What is required: Please copy every line of the records below that holds the word "skip".

Records excerpted from a collection
-=-=-=-=-

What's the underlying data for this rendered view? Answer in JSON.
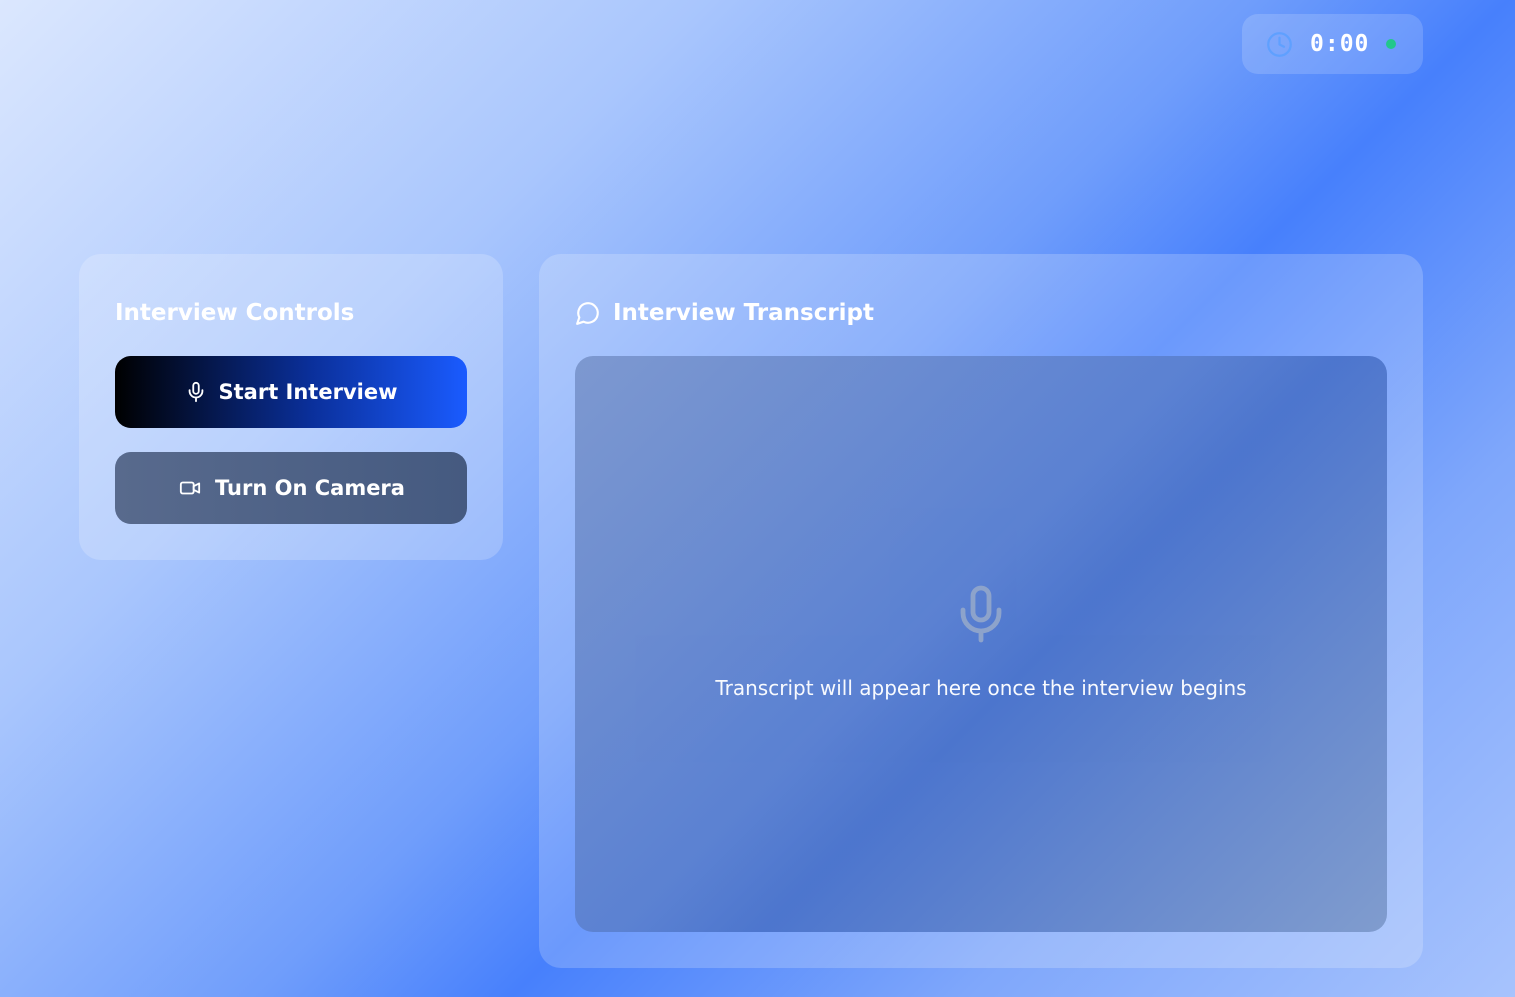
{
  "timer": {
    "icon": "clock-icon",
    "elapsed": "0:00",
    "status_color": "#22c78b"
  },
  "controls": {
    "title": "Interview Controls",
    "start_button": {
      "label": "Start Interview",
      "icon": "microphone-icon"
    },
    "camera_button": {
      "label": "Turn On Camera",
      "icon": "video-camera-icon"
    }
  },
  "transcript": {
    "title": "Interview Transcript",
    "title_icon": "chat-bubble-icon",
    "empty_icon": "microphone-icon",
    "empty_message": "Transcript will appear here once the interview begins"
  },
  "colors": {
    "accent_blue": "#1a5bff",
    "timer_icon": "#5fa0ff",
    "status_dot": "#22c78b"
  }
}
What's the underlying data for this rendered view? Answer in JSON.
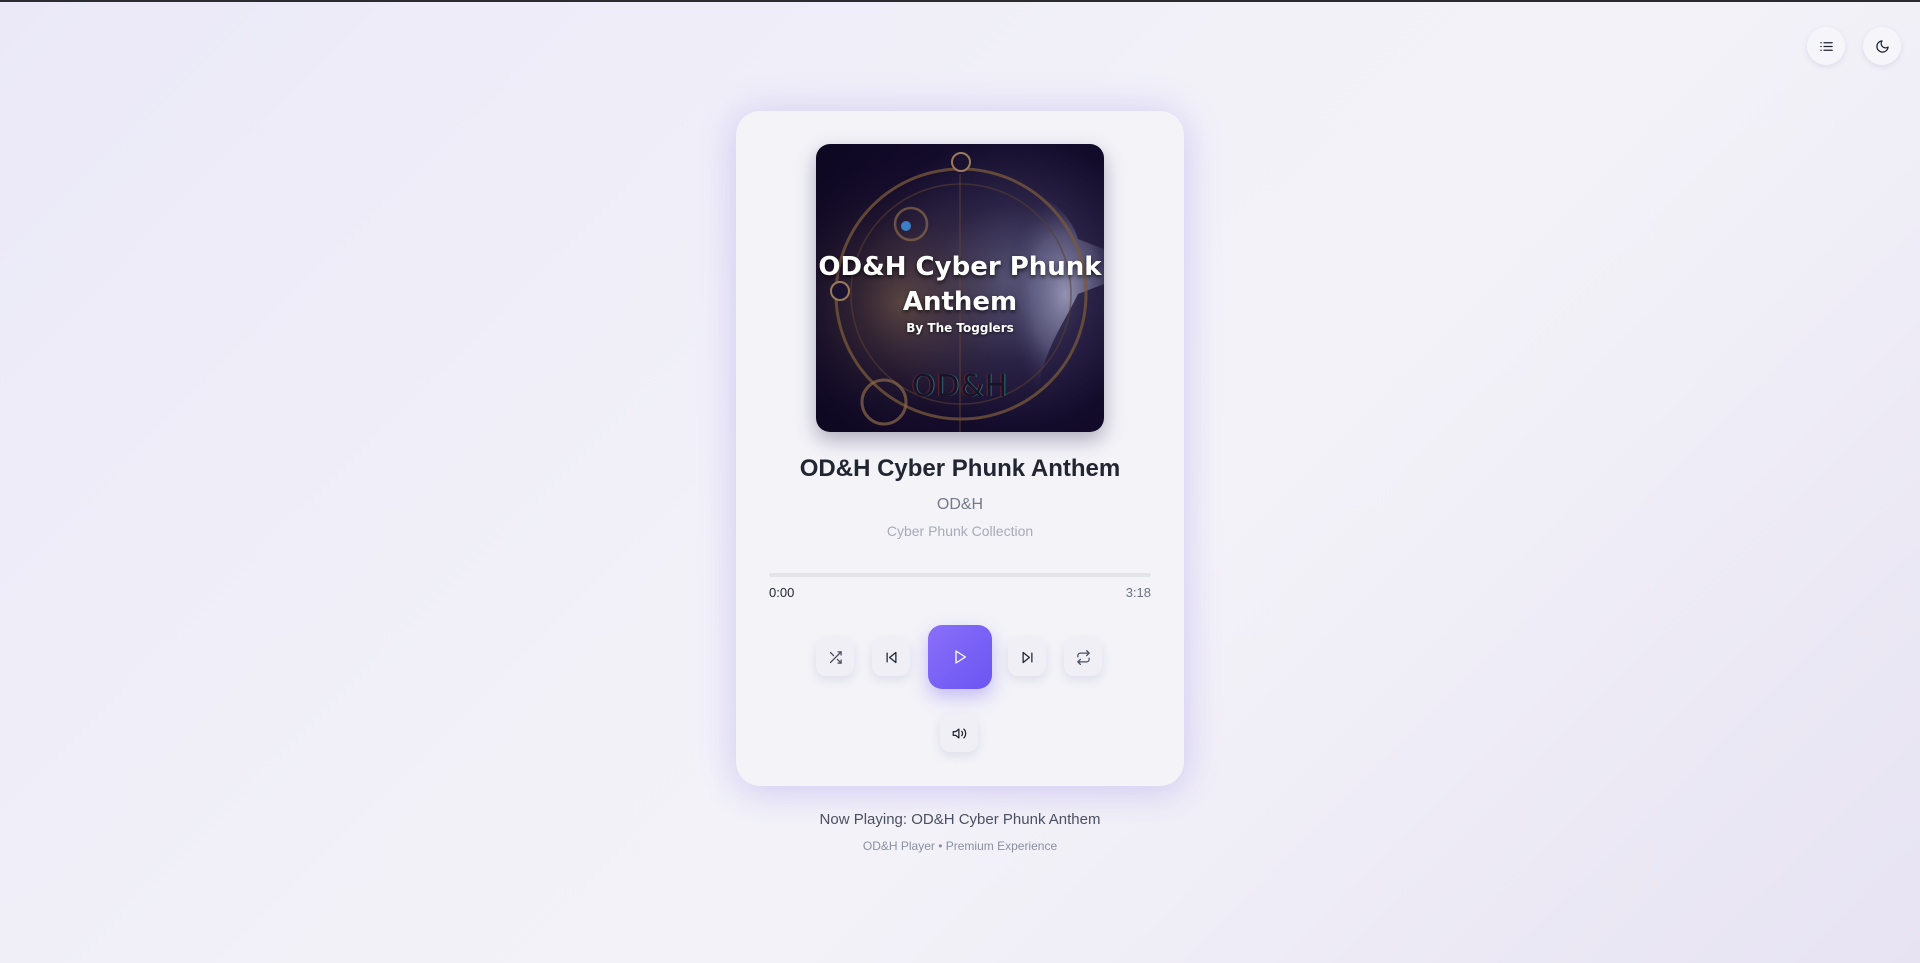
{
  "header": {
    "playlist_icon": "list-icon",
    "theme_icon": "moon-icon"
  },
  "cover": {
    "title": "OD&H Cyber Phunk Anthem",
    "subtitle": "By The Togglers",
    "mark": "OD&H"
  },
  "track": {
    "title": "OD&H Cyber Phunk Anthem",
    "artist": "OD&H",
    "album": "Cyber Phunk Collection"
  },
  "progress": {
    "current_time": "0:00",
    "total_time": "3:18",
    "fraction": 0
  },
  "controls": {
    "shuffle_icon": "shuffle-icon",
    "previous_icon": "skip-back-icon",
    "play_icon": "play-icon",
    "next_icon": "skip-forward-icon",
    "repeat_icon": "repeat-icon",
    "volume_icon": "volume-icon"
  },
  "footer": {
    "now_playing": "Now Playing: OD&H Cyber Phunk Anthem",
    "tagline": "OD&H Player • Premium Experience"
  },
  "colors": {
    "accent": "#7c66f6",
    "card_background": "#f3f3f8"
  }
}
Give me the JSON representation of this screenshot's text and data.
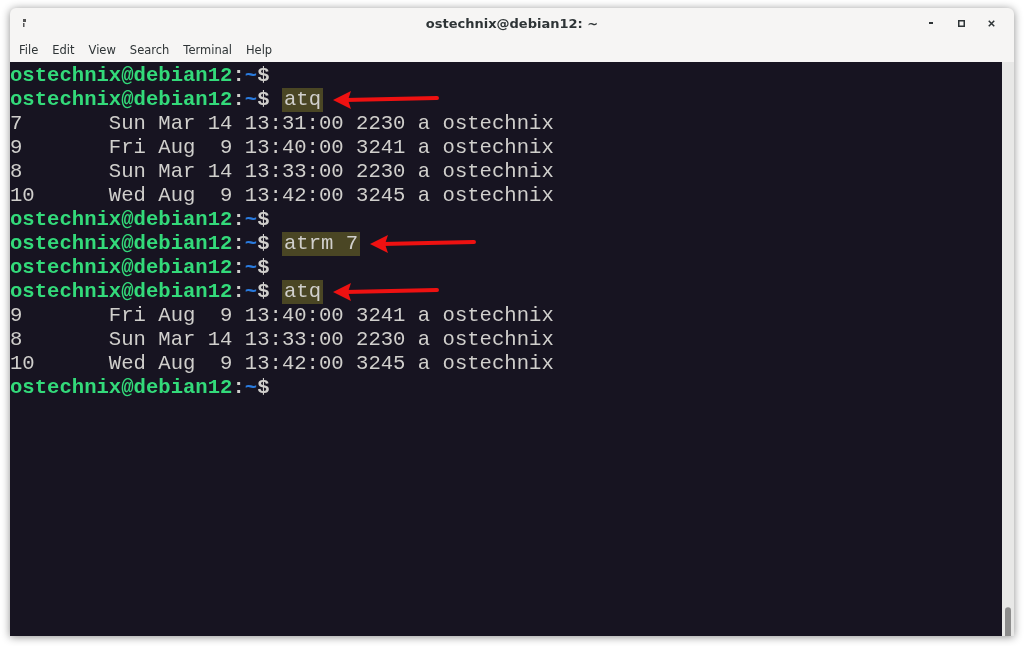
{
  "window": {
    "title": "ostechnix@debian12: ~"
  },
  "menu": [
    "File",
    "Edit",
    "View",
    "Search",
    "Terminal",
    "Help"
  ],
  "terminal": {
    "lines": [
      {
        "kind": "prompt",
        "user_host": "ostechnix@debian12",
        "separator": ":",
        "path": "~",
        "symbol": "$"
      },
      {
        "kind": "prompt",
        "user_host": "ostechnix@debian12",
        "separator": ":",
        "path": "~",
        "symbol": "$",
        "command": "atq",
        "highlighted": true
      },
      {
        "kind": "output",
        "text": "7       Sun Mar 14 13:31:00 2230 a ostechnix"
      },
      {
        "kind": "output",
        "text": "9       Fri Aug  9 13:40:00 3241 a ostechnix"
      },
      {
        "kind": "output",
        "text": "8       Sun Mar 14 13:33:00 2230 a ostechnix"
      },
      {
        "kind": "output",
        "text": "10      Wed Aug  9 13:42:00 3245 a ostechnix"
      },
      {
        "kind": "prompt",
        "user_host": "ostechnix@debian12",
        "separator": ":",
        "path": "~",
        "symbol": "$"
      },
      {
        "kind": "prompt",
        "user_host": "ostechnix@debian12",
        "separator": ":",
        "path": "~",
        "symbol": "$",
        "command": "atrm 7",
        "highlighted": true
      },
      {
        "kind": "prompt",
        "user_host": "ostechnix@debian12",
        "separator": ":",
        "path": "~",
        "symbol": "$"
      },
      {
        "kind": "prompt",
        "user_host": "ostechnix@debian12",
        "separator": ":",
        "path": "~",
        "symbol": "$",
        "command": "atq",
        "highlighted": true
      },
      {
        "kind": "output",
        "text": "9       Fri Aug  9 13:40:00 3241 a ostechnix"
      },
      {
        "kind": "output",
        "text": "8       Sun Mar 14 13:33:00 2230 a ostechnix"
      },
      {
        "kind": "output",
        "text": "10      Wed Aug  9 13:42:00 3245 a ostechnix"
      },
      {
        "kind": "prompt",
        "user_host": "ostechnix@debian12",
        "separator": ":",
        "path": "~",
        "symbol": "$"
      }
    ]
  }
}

-=-=-=-=-

The completed task:
    "previous_icon": "skip-back-icon",
    "next_icon": "skip-forward-icon",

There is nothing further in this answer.